- _BRIEF_
Write out the material exactly, without any of its pictures.

- _ITEMS_
┌────────
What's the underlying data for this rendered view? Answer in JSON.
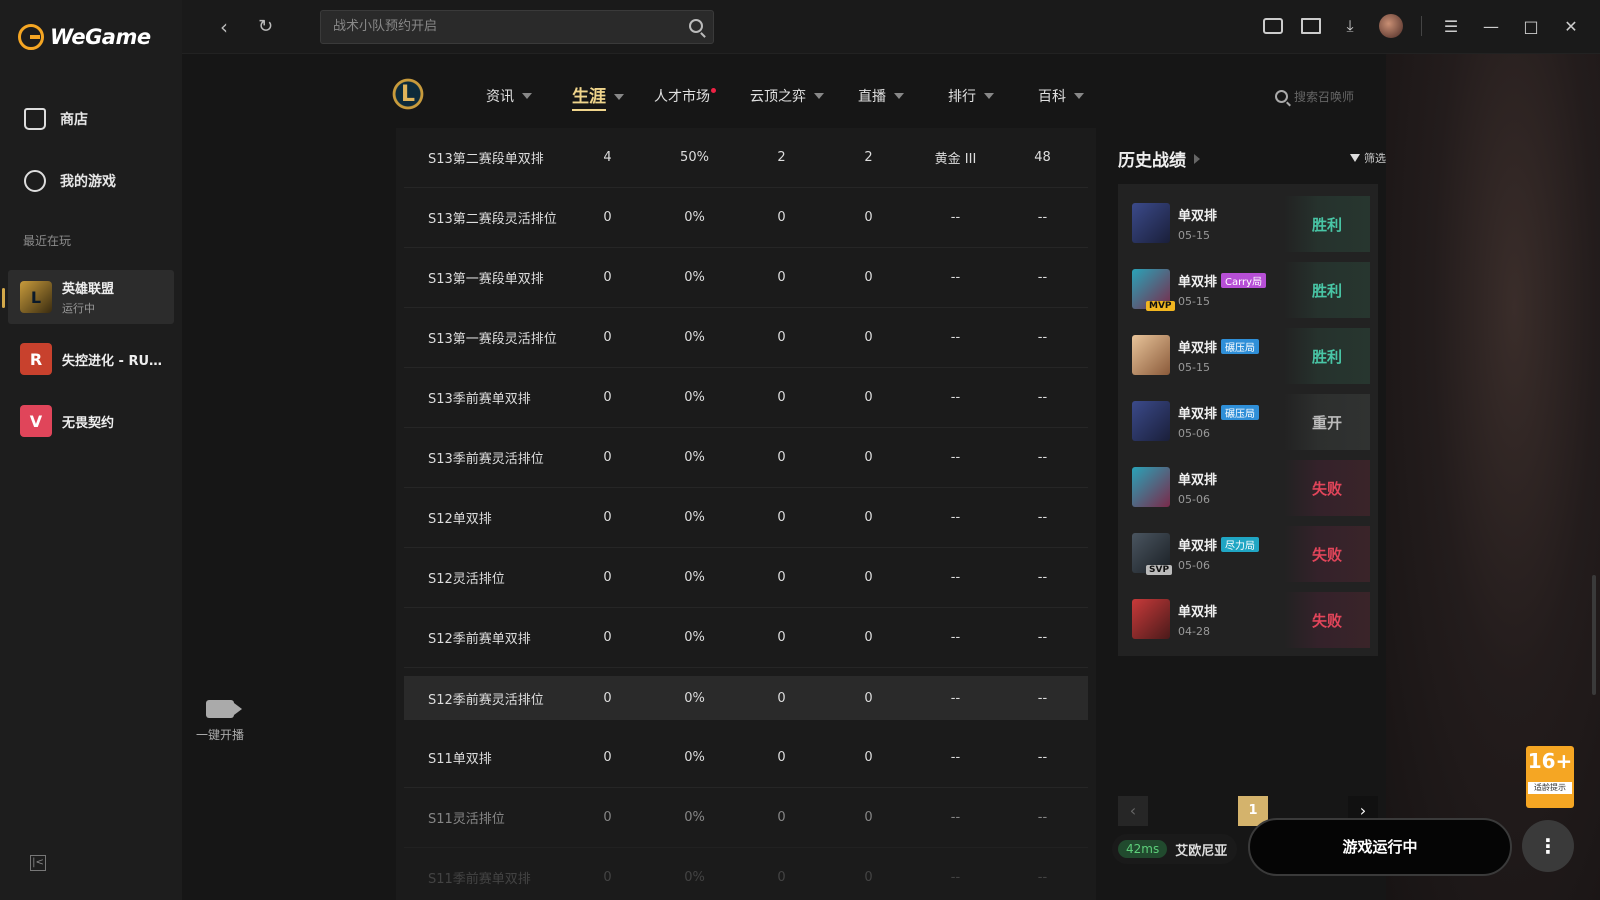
{
  "app": {
    "name": "WeGame"
  },
  "sidebar": {
    "items": [
      {
        "label": "商店",
        "icon": "bag-icon"
      },
      {
        "label": "我的游戏",
        "icon": "gamepad-icon"
      }
    ],
    "recent_label": "最近在玩",
    "games": [
      {
        "name": "英雄联盟",
        "status": "运行中",
        "icon_text": "L"
      },
      {
        "name": "失控进化 - RUS...",
        "status": "",
        "icon_text": "R"
      },
      {
        "name": "无畏契约",
        "status": "",
        "icon_text": "V"
      }
    ],
    "stream_label": "一键开播"
  },
  "topbar": {
    "search_placeholder": "战术小队预约开启"
  },
  "game_nav": {
    "tabs": [
      {
        "label": "资讯"
      },
      {
        "label": "生涯"
      },
      {
        "label": "人才市场"
      },
      {
        "label": "云顶之弈"
      },
      {
        "label": "直播"
      },
      {
        "label": "排行"
      },
      {
        "label": "百科"
      }
    ],
    "summoner_search_placeholder": "搜索召唤师"
  },
  "stats": {
    "rows": [
      {
        "name": "S13第二赛段单双排",
        "c1": "4",
        "c2": "50%",
        "c3": "2",
        "c4": "2",
        "c5": "黄金 III",
        "c6": "48"
      },
      {
        "name": "S13第二赛段灵活排位",
        "c1": "0",
        "c2": "0%",
        "c3": "0",
        "c4": "0",
        "c5": "--",
        "c6": "--"
      },
      {
        "name": "S13第一赛段单双排",
        "c1": "0",
        "c2": "0%",
        "c3": "0",
        "c4": "0",
        "c5": "--",
        "c6": "--"
      },
      {
        "name": "S13第一赛段灵活排位",
        "c1": "0",
        "c2": "0%",
        "c3": "0",
        "c4": "0",
        "c5": "--",
        "c6": "--"
      },
      {
        "name": "S13季前赛单双排",
        "c1": "0",
        "c2": "0%",
        "c3": "0",
        "c4": "0",
        "c5": "--",
        "c6": "--"
      },
      {
        "name": "S13季前赛灵活排位",
        "c1": "0",
        "c2": "0%",
        "c3": "0",
        "c4": "0",
        "c5": "--",
        "c6": "--"
      },
      {
        "name": "S12单双排",
        "c1": "0",
        "c2": "0%",
        "c3": "0",
        "c4": "0",
        "c5": "--",
        "c6": "--"
      },
      {
        "name": "S12灵活排位",
        "c1": "0",
        "c2": "0%",
        "c3": "0",
        "c4": "0",
        "c5": "--",
        "c6": "--"
      },
      {
        "name": "S12季前赛单双排",
        "c1": "0",
        "c2": "0%",
        "c3": "0",
        "c4": "0",
        "c5": "--",
        "c6": "--"
      },
      {
        "name": "S12季前赛灵活排位",
        "c1": "0",
        "c2": "0%",
        "c3": "0",
        "c4": "0",
        "c5": "--",
        "c6": "--"
      },
      {
        "name": "S11单双排",
        "c1": "0",
        "c2": "0%",
        "c3": "0",
        "c4": "0",
        "c5": "--",
        "c6": "--"
      },
      {
        "name": "S11灵活排位",
        "c1": "0",
        "c2": "0%",
        "c3": "0",
        "c4": "0",
        "c5": "--",
        "c6": "--"
      },
      {
        "name": "S11季前赛单双排",
        "c1": "0",
        "c2": "0%",
        "c3": "0",
        "c4": "0",
        "c5": "--",
        "c6": "--"
      }
    ]
  },
  "history": {
    "title": "历史战绩",
    "filter_label": "筛选",
    "matches": [
      {
        "type": "单双排",
        "tag": "",
        "date": "05-15",
        "result": "胜利",
        "badge": ""
      },
      {
        "type": "单双排",
        "tag": "Carry局",
        "date": "05-15",
        "result": "胜利",
        "badge": "MVP"
      },
      {
        "type": "单双排",
        "tag": "碾压局",
        "date": "05-15",
        "result": "胜利",
        "badge": ""
      },
      {
        "type": "单双排",
        "tag": "碾压局",
        "date": "05-06",
        "result": "重开",
        "badge": ""
      },
      {
        "type": "单双排",
        "tag": "",
        "date": "05-06",
        "result": "失败",
        "badge": ""
      },
      {
        "type": "单双排",
        "tag": "尽力局",
        "date": "05-06",
        "result": "失败",
        "badge": "SVP"
      },
      {
        "type": "单双排",
        "tag": "",
        "date": "04-28",
        "result": "失败",
        "badge": ""
      }
    ],
    "page": "1"
  },
  "age_rating": {
    "number": "16+",
    "label": "适龄提示"
  },
  "bottom": {
    "ping": "42ms",
    "server": "艾欧尼亚",
    "run_button": "游戏运行中"
  },
  "colors": {
    "accent": "#f0d58c",
    "win": "#49c6a6",
    "lose": "#e1455a",
    "brand": "#f5a623"
  }
}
└────────
- _WRITTEN RESPONSE_
What's the underlying data for this rendered view? Answer in JSON.
{
  "app": {
    "name": "WeGame"
  },
  "sidebar": {
    "items": [
      {
        "label": "商店",
        "icon": "bag-icon"
      },
      {
        "label": "我的游戏",
        "icon": "gamepad-icon"
      }
    ],
    "recent_label": "最近在玩",
    "games": [
      {
        "name": "英雄联盟",
        "status": "运行中",
        "icon_text": "L"
      },
      {
        "name": "失控进化 - RUS...",
        "status": "",
        "icon_text": "R"
      },
      {
        "name": "无畏契约",
        "status": "",
        "icon_text": "V"
      }
    ],
    "stream_label": "一键开播"
  },
  "topbar": {
    "search_placeholder": "战术小队预约开启"
  },
  "game_nav": {
    "tabs": [
      {
        "label": "资讯"
      },
      {
        "label": "生涯"
      },
      {
        "label": "人才市场"
      },
      {
        "label": "云顶之弈"
      },
      {
        "label": "直播"
      },
      {
        "label": "排行"
      },
      {
        "label": "百科"
      }
    ],
    "summoner_search_placeholder": "搜索召唤师"
  },
  "stats": {
    "rows": [
      {
        "name": "S13第二赛段单双排",
        "c1": "4",
        "c2": "50%",
        "c3": "2",
        "c4": "2",
        "c5": "黄金 III",
        "c6": "48"
      },
      {
        "name": "S13第二赛段灵活排位",
        "c1": "0",
        "c2": "0%",
        "c3": "0",
        "c4": "0",
        "c5": "--",
        "c6": "--"
      },
      {
        "name": "S13第一赛段单双排",
        "c1": "0",
        "c2": "0%",
        "c3": "0",
        "c4": "0",
        "c5": "--",
        "c6": "--"
      },
      {
        "name": "S13第一赛段灵活排位",
        "c1": "0",
        "c2": "0%",
        "c3": "0",
        "c4": "0",
        "c5": "--",
        "c6": "--"
      },
      {
        "name": "S13季前赛单双排",
        "c1": "0",
        "c2": "0%",
        "c3": "0",
        "c4": "0",
        "c5": "--",
        "c6": "--"
      },
      {
        "name": "S13季前赛灵活排位",
        "c1": "0",
        "c2": "0%",
        "c3": "0",
        "c4": "0",
        "c5": "--",
        "c6": "--"
      },
      {
        "name": "S12单双排",
        "c1": "0",
        "c2": "0%",
        "c3": "0",
        "c4": "0",
        "c5": "--",
        "c6": "--"
      },
      {
        "name": "S12灵活排位",
        "c1": "0",
        "c2": "0%",
        "c3": "0",
        "c4": "0",
        "c5": "--",
        "c6": "--"
      },
      {
        "name": "S12季前赛单双排",
        "c1": "0",
        "c2": "0%",
        "c3": "0",
        "c4": "0",
        "c5": "--",
        "c6": "--"
      },
      {
        "name": "S12季前赛灵活排位",
        "c1": "0",
        "c2": "0%",
        "c3": "0",
        "c4": "0",
        "c5": "--",
        "c6": "--"
      },
      {
        "name": "S11单双排",
        "c1": "0",
        "c2": "0%",
        "c3": "0",
        "c4": "0",
        "c5": "--",
        "c6": "--"
      },
      {
        "name": "S11灵活排位",
        "c1": "0",
        "c2": "0%",
        "c3": "0",
        "c4": "0",
        "c5": "--",
        "c6": "--"
      },
      {
        "name": "S11季前赛单双排",
        "c1": "0",
        "c2": "0%",
        "c3": "0",
        "c4": "0",
        "c5": "--",
        "c6": "--"
      }
    ]
  },
  "history": {
    "title": "历史战绩",
    "filter_label": "筛选",
    "matches": [
      {
        "type": "单双排",
        "tag": "",
        "date": "05-15",
        "result": "胜利",
        "badge": ""
      },
      {
        "type": "单双排",
        "tag": "Carry局",
        "date": "05-15",
        "result": "胜利",
        "badge": "MVP"
      },
      {
        "type": "单双排",
        "tag": "碾压局",
        "date": "05-15",
        "result": "胜利",
        "badge": ""
      },
      {
        "type": "单双排",
        "tag": "碾压局",
        "date": "05-06",
        "result": "重开",
        "badge": ""
      },
      {
        "type": "单双排",
        "tag": "",
        "date": "05-06",
        "result": "失败",
        "badge": ""
      },
      {
        "type": "单双排",
        "tag": "尽力局",
        "date": "05-06",
        "result": "失败",
        "badge": "SVP"
      },
      {
        "type": "单双排",
        "tag": "",
        "date": "04-28",
        "result": "失败",
        "badge": ""
      }
    ],
    "page": "1"
  },
  "age_rating": {
    "number": "16+",
    "label": "适龄提示"
  },
  "bottom": {
    "ping": "42ms",
    "server": "艾欧尼亚",
    "run_button": "游戏运行中"
  },
  "colors": {
    "accent": "#f0d58c",
    "win": "#49c6a6",
    "lose": "#e1455a",
    "brand": "#f5a623"
  }
}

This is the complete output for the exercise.